## TASK DIRECTIONS
Retype the whole listing, please, keeping every line exact and dropping the pictures.
>>>
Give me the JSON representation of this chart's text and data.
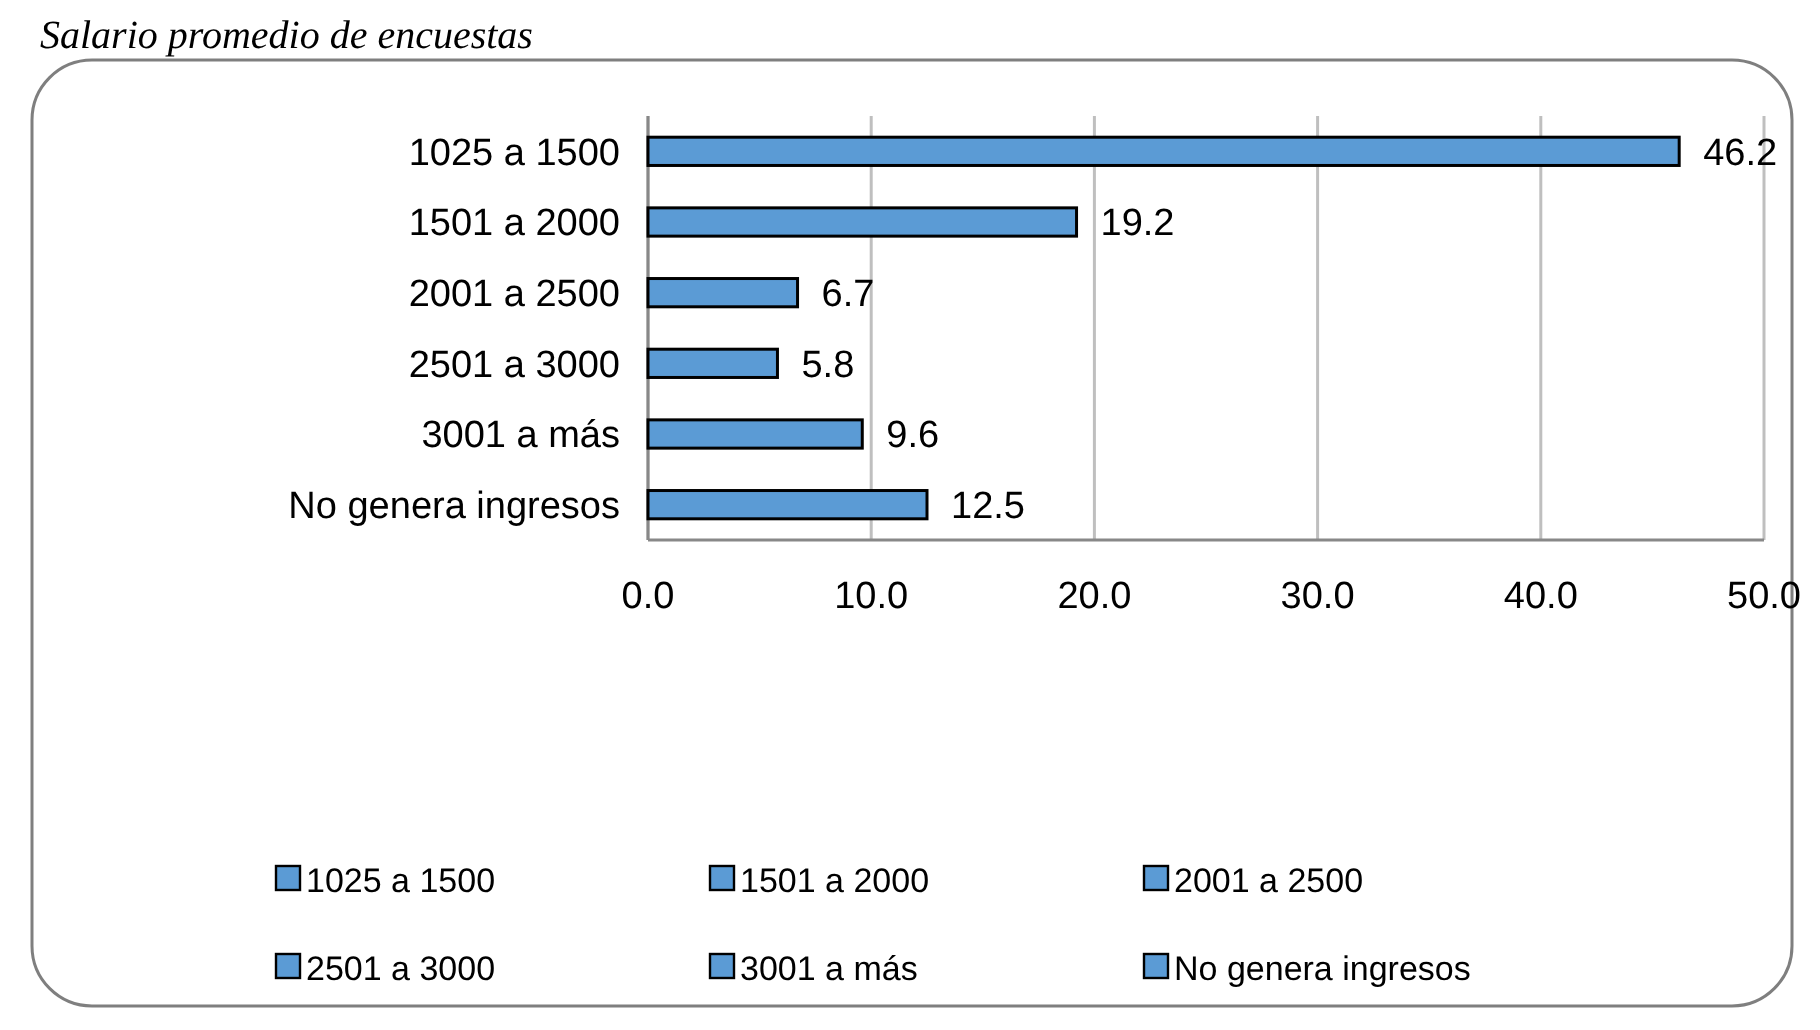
{
  "chart_data": {
    "type": "bar",
    "orientation": "horizontal",
    "stacked": true,
    "title": "Salario promedio de encuestas",
    "categories": [
      "1025 a 1500",
      "1501 a 2000",
      "2001 a 2500",
      "2501 a 3000",
      "3001 a más",
      "No genera ingresos"
    ],
    "series": [
      {
        "name": "1025 a 1500",
        "color": "#5b9bd5",
        "values": [
          46.2,
          null,
          null,
          null,
          null,
          null
        ]
      },
      {
        "name": "1501 a 2000",
        "color": "#5b9bd5",
        "values": [
          null,
          19.2,
          null,
          null,
          null,
          null
        ]
      },
      {
        "name": "2001 a 2500",
        "color": "#5b9bd5",
        "values": [
          null,
          null,
          6.7,
          null,
          null,
          null
        ]
      },
      {
        "name": "2501 a 3000",
        "color": "#5b9bd5",
        "values": [
          null,
          null,
          null,
          5.8,
          null,
          null
        ]
      },
      {
        "name": "3001 a más",
        "color": "#5b9bd5",
        "values": [
          null,
          null,
          null,
          null,
          9.6,
          null
        ]
      },
      {
        "name": "No genera ingresos",
        "color": "#5b9bd5",
        "values": [
          null,
          null,
          null,
          null,
          null,
          12.5
        ]
      }
    ],
    "xlim": [
      0,
      50
    ],
    "xticks": [
      {
        "value": 0,
        "label": "0.0"
      },
      {
        "value": 10,
        "label": "10.0"
      },
      {
        "value": 20,
        "label": "20.0"
      },
      {
        "value": 30,
        "label": "30.0"
      },
      {
        "value": 40,
        "label": "40.0"
      },
      {
        "value": 50,
        "label": "50.0"
      }
    ],
    "grid": "x",
    "data_labels": true,
    "legend": "bottom"
  }
}
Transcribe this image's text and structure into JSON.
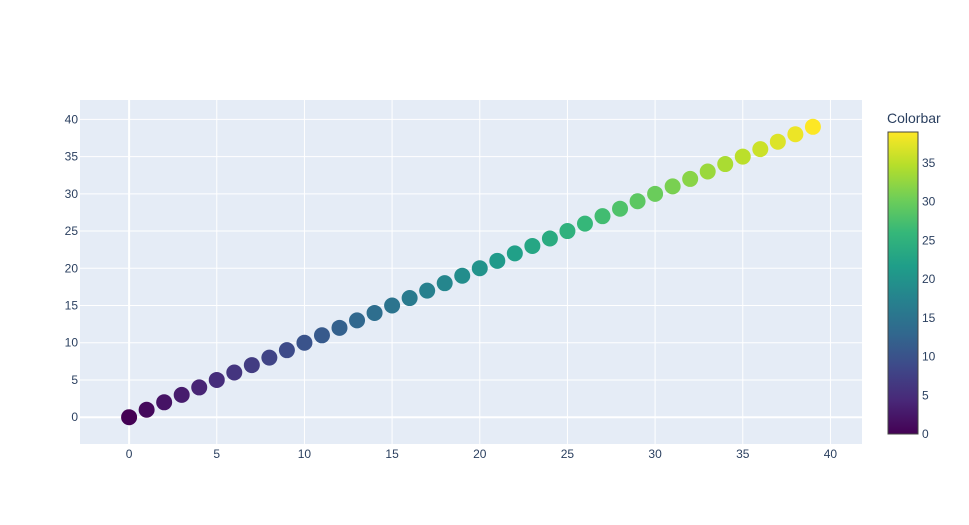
{
  "chart_data": {
    "type": "scatter",
    "title": "",
    "xlabel": "",
    "ylabel": "",
    "xlim": [
      -2.8,
      41.8
    ],
    "ylim": [
      -3.6,
      42.6
    ],
    "x_ticks": [
      0,
      5,
      10,
      15,
      20,
      25,
      30,
      35,
      40
    ],
    "y_ticks": [
      0,
      5,
      10,
      15,
      20,
      25,
      30,
      35,
      40
    ],
    "grid": true,
    "plot_background": "#e5ecf6",
    "colorscale": "Viridis",
    "colorscale_stops": [
      "#440154",
      "#482878",
      "#3e4989",
      "#31688e",
      "#26828e",
      "#1f9e89",
      "#35b779",
      "#6ece58",
      "#b5de2b",
      "#fde725"
    ],
    "colorbar": {
      "title": "Colorbar",
      "range": [
        0,
        39
      ],
      "ticks": [
        0,
        5,
        10,
        15,
        20,
        25,
        30,
        35
      ]
    },
    "series": [
      {
        "x": [
          0,
          1,
          2,
          3,
          4,
          5,
          6,
          7,
          8,
          9,
          10,
          11,
          12,
          13,
          14,
          15,
          16,
          17,
          18,
          19,
          20,
          21,
          22,
          23,
          24,
          25,
          26,
          27,
          28,
          29,
          30,
          31,
          32,
          33,
          34,
          35,
          36,
          37,
          38,
          39
        ],
        "y": [
          0,
          1,
          2,
          3,
          4,
          5,
          6,
          7,
          8,
          9,
          10,
          11,
          12,
          13,
          14,
          15,
          16,
          17,
          18,
          19,
          20,
          21,
          22,
          23,
          24,
          25,
          26,
          27,
          28,
          29,
          30,
          31,
          32,
          33,
          34,
          35,
          36,
          37,
          38,
          39
        ],
        "color": [
          0,
          1,
          2,
          3,
          4,
          5,
          6,
          7,
          8,
          9,
          10,
          11,
          12,
          13,
          14,
          15,
          16,
          17,
          18,
          19,
          20,
          21,
          22,
          23,
          24,
          25,
          26,
          27,
          28,
          29,
          30,
          31,
          32,
          33,
          34,
          35,
          36,
          37,
          38,
          39
        ]
      }
    ]
  }
}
<<<
## WRITTEN REPLY
Give me the JSON representation of this chart's text and data.
{
  "chart_data": {
    "type": "bar",
    "orientation": "horizontal",
    "stacked": true,
    "title": "Salario promedio de encuestas",
    "categories": [
      "1025 a 1500",
      "1501 a 2000",
      "2001 a 2500",
      "2501 a 3000",
      "3001 a más",
      "No genera ingresos"
    ],
    "series": [
      {
        "name": "1025 a 1500",
        "color": "#5b9bd5",
        "values": [
          46.2,
          null,
          null,
          null,
          null,
          null
        ]
      },
      {
        "name": "1501 a 2000",
        "color": "#5b9bd5",
        "values": [
          null,
          19.2,
          null,
          null,
          null,
          null
        ]
      },
      {
        "name": "2001 a 2500",
        "color": "#5b9bd5",
        "values": [
          null,
          null,
          6.7,
          null,
          null,
          null
        ]
      },
      {
        "name": "2501 a 3000",
        "color": "#5b9bd5",
        "values": [
          null,
          null,
          null,
          5.8,
          null,
          null
        ]
      },
      {
        "name": "3001 a más",
        "color": "#5b9bd5",
        "values": [
          null,
          null,
          null,
          null,
          9.6,
          null
        ]
      },
      {
        "name": "No genera ingresos",
        "color": "#5b9bd5",
        "values": [
          null,
          null,
          null,
          null,
          null,
          12.5
        ]
      }
    ],
    "xlim": [
      0,
      50
    ],
    "xticks": [
      {
        "value": 0,
        "label": "0.0"
      },
      {
        "value": 10,
        "label": "10.0"
      },
      {
        "value": 20,
        "label": "20.0"
      },
      {
        "value": 30,
        "label": "30.0"
      },
      {
        "value": 40,
        "label": "40.0"
      },
      {
        "value": 50,
        "label": "50.0"
      }
    ],
    "grid": "x",
    "data_labels": true,
    "legend": "bottom"
  }
}
Transcribe this image's text and structure into JSON.
{
  "chart_data": {
    "type": "scatter",
    "title": "",
    "xlabel": "",
    "ylabel": "",
    "xlim": [
      -2.8,
      41.8
    ],
    "ylim": [
      -3.6,
      42.6
    ],
    "x_ticks": [
      0,
      5,
      10,
      15,
      20,
      25,
      30,
      35,
      40
    ],
    "y_ticks": [
      0,
      5,
      10,
      15,
      20,
      25,
      30,
      35,
      40
    ],
    "grid": true,
    "plot_background": "#e5ecf6",
    "colorscale": "Viridis",
    "colorscale_stops": [
      "#440154",
      "#482878",
      "#3e4989",
      "#31688e",
      "#26828e",
      "#1f9e89",
      "#35b779",
      "#6ece58",
      "#b5de2b",
      "#fde725"
    ],
    "colorbar": {
      "title": "Colorbar",
      "range": [
        0,
        39
      ],
      "ticks": [
        0,
        5,
        10,
        15,
        20,
        25,
        30,
        35
      ]
    },
    "series": [
      {
        "x": [
          0,
          1,
          2,
          3,
          4,
          5,
          6,
          7,
          8,
          9,
          10,
          11,
          12,
          13,
          14,
          15,
          16,
          17,
          18,
          19,
          20,
          21,
          22,
          23,
          24,
          25,
          26,
          27,
          28,
          29,
          30,
          31,
          32,
          33,
          34,
          35,
          36,
          37,
          38,
          39
        ],
        "y": [
          0,
          1,
          2,
          3,
          4,
          5,
          6,
          7,
          8,
          9,
          10,
          11,
          12,
          13,
          14,
          15,
          16,
          17,
          18,
          19,
          20,
          21,
          22,
          23,
          24,
          25,
          26,
          27,
          28,
          29,
          30,
          31,
          32,
          33,
          34,
          35,
          36,
          37,
          38,
          39
        ],
        "color": [
          0,
          1,
          2,
          3,
          4,
          5,
          6,
          7,
          8,
          9,
          10,
          11,
          12,
          13,
          14,
          15,
          16,
          17,
          18,
          19,
          20,
          21,
          22,
          23,
          24,
          25,
          26,
          27,
          28,
          29,
          30,
          31,
          32,
          33,
          34,
          35,
          36,
          37,
          38,
          39
        ]
      }
    ]
  }
}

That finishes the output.